━━ Supplied material
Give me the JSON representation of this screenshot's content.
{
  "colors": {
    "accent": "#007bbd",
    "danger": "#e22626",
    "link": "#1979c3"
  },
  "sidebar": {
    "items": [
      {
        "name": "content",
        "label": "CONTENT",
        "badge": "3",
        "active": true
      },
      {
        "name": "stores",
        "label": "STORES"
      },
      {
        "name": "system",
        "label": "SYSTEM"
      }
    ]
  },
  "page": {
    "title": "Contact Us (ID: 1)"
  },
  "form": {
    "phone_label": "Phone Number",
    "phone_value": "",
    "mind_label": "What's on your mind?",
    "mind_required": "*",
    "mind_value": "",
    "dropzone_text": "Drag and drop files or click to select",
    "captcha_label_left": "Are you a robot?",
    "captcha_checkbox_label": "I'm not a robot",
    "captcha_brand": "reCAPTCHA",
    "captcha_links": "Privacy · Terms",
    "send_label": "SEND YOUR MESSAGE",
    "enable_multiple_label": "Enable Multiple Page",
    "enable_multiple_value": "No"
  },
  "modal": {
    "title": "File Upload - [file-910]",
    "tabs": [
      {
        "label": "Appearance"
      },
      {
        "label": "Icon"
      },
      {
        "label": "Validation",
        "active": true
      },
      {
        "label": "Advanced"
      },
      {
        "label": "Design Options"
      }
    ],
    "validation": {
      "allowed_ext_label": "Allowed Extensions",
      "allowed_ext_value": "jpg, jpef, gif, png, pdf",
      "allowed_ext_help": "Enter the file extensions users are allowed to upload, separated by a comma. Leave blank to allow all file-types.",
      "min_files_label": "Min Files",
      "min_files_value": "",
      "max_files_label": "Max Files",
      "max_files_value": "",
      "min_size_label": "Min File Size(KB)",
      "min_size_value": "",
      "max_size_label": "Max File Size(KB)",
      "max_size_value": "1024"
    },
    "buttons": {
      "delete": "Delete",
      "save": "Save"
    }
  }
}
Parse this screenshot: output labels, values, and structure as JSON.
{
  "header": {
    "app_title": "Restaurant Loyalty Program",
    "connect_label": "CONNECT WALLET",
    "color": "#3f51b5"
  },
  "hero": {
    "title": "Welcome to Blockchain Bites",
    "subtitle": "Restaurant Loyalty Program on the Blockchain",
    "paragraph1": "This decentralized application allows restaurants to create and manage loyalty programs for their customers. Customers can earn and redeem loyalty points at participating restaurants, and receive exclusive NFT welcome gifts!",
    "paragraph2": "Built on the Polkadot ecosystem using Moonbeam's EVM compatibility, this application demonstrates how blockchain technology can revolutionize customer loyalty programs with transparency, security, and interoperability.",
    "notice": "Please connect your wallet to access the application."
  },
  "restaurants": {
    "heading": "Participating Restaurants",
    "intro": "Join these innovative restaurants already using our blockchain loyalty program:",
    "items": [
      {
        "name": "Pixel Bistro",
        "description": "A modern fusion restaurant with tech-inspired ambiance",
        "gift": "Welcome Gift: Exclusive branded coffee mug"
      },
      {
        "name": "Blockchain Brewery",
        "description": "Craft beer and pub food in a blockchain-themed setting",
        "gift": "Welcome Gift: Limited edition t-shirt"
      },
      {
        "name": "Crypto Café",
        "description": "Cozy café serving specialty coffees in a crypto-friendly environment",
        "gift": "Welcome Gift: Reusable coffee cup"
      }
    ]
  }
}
━━━━
**What to do**:
Find the lines holding "programs" and list every one.

**Exercise result**:
    "paragraph1": "This decentralized application allows restaurants to create and manage loyalty programs for their customers. Customers can earn and redeem loyalty points at participating restaurants, and receive exclusive NFT welcome gifts!",
    "paragraph2": "Built on the Polkadot ecosystem using Moonbeam's EVM compatibility, this application demonstrates how blockchain technology can revolutionize customer loyalty programs with transparency, security, and interoperability.",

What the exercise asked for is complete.